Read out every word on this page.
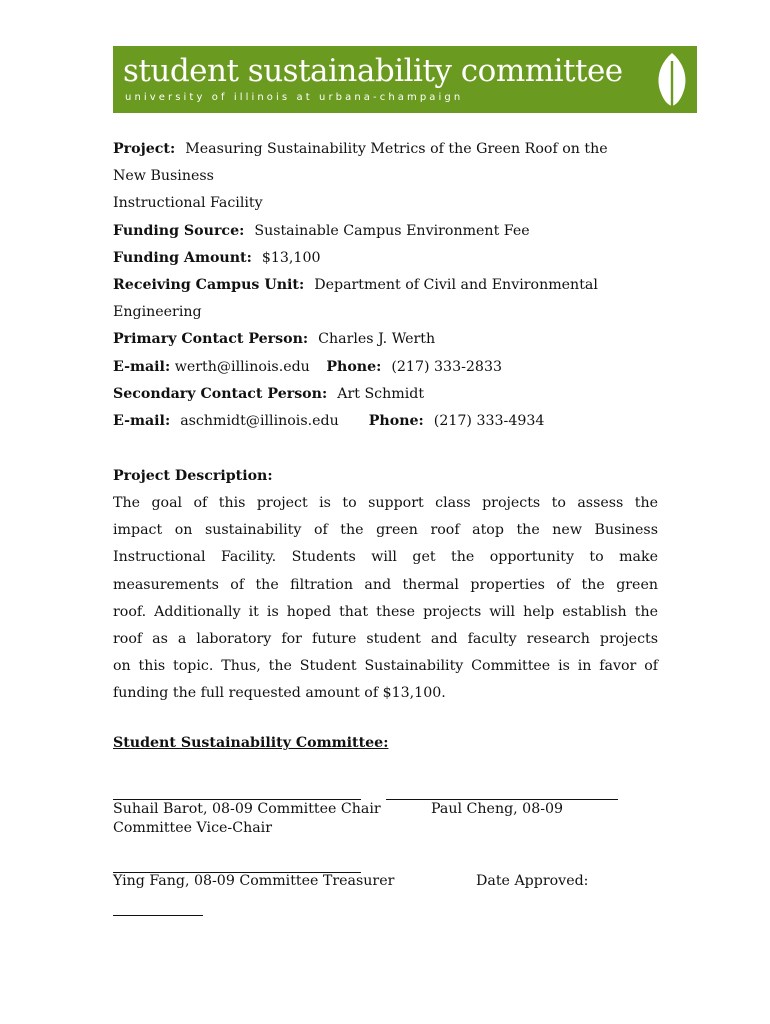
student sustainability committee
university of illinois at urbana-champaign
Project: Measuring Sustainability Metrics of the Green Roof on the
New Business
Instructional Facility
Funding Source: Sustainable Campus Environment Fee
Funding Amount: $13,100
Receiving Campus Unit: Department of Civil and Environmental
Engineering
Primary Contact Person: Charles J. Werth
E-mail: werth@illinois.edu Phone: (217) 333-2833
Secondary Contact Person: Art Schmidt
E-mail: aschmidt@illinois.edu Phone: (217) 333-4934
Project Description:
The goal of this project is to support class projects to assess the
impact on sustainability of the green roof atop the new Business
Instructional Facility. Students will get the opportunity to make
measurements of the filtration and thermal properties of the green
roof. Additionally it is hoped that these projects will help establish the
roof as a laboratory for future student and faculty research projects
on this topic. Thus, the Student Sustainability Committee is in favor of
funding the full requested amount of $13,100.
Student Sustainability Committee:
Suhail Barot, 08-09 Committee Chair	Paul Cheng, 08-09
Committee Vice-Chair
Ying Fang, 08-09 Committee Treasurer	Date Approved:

++++++++++++++++++++

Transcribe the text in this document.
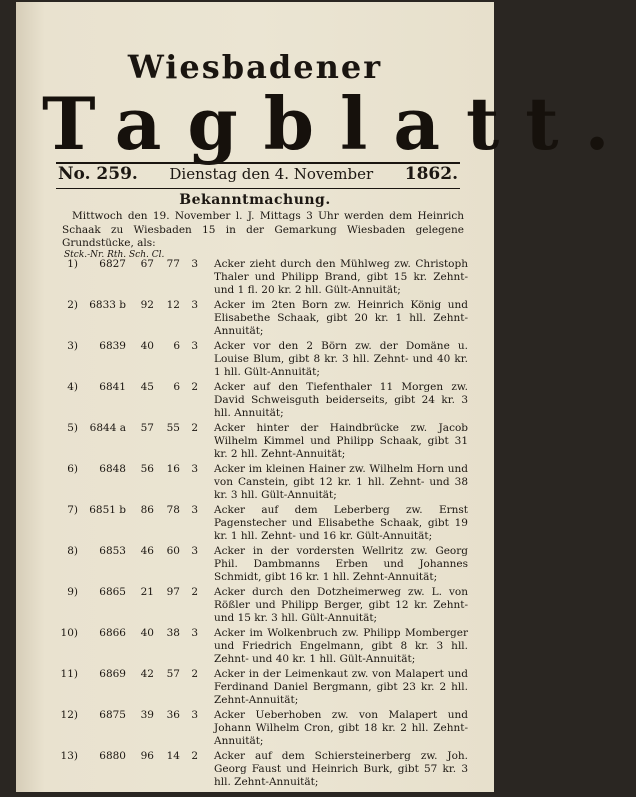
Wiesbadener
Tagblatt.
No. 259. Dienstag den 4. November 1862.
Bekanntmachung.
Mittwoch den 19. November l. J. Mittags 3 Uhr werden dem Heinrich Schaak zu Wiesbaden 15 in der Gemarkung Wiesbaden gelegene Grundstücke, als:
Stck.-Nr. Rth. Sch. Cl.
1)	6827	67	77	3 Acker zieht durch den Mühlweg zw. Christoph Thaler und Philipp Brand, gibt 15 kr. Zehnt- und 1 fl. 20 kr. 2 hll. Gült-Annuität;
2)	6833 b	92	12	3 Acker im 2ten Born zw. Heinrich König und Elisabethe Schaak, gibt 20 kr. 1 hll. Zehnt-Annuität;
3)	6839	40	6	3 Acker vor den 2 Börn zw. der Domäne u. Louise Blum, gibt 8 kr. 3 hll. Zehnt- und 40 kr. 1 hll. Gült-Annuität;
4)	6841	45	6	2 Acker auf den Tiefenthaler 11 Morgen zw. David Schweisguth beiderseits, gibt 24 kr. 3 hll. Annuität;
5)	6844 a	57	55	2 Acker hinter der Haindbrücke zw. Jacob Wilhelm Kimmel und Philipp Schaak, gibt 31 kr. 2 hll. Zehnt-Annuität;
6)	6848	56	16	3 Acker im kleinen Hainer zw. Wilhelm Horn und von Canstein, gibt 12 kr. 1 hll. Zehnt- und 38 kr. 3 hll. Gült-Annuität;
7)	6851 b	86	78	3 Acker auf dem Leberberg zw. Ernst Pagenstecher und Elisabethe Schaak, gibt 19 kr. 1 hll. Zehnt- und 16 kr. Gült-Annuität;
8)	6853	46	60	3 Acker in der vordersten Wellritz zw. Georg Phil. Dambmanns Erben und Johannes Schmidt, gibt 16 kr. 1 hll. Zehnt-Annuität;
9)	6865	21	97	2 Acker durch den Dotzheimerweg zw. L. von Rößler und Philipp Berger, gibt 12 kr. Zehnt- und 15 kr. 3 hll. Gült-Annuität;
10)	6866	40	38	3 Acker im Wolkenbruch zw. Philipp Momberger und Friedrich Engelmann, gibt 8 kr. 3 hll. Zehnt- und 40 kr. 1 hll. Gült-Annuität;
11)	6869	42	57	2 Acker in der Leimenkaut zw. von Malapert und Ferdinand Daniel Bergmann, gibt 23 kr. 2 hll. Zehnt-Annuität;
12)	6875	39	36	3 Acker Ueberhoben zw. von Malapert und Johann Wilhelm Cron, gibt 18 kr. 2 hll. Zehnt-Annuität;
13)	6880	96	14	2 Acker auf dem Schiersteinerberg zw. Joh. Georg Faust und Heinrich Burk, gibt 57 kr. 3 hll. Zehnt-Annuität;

++++++++++++++++++++

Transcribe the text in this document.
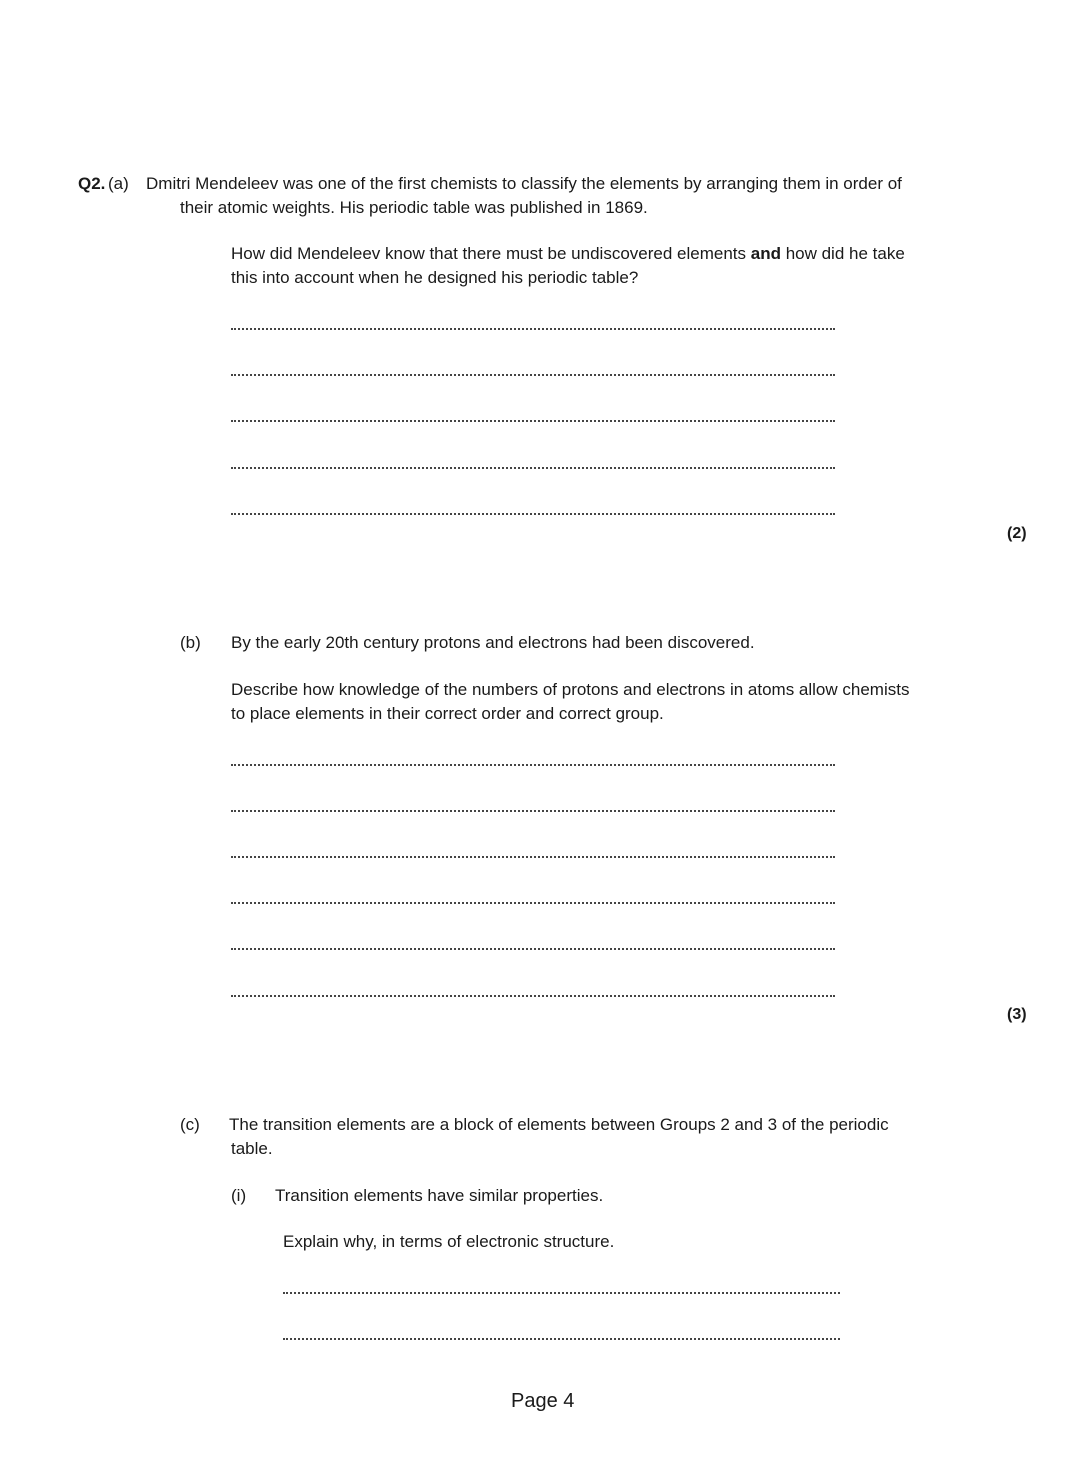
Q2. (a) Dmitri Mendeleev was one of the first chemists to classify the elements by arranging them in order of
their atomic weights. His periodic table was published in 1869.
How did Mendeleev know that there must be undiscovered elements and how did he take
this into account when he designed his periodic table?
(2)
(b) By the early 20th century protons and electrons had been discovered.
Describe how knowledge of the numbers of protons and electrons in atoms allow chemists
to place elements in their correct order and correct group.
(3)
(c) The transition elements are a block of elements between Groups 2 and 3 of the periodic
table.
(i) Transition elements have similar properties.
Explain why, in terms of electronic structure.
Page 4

++++++++++++++++++++

Problem to solve >> Copy all lines of the material above where the string "Phone" occurs.

Worked solution >>
E-mail: werth@illinois.edu Phone: (217) 333-2833
E-mail: aschmidt@illinois.edu Phone: (217) 333-4934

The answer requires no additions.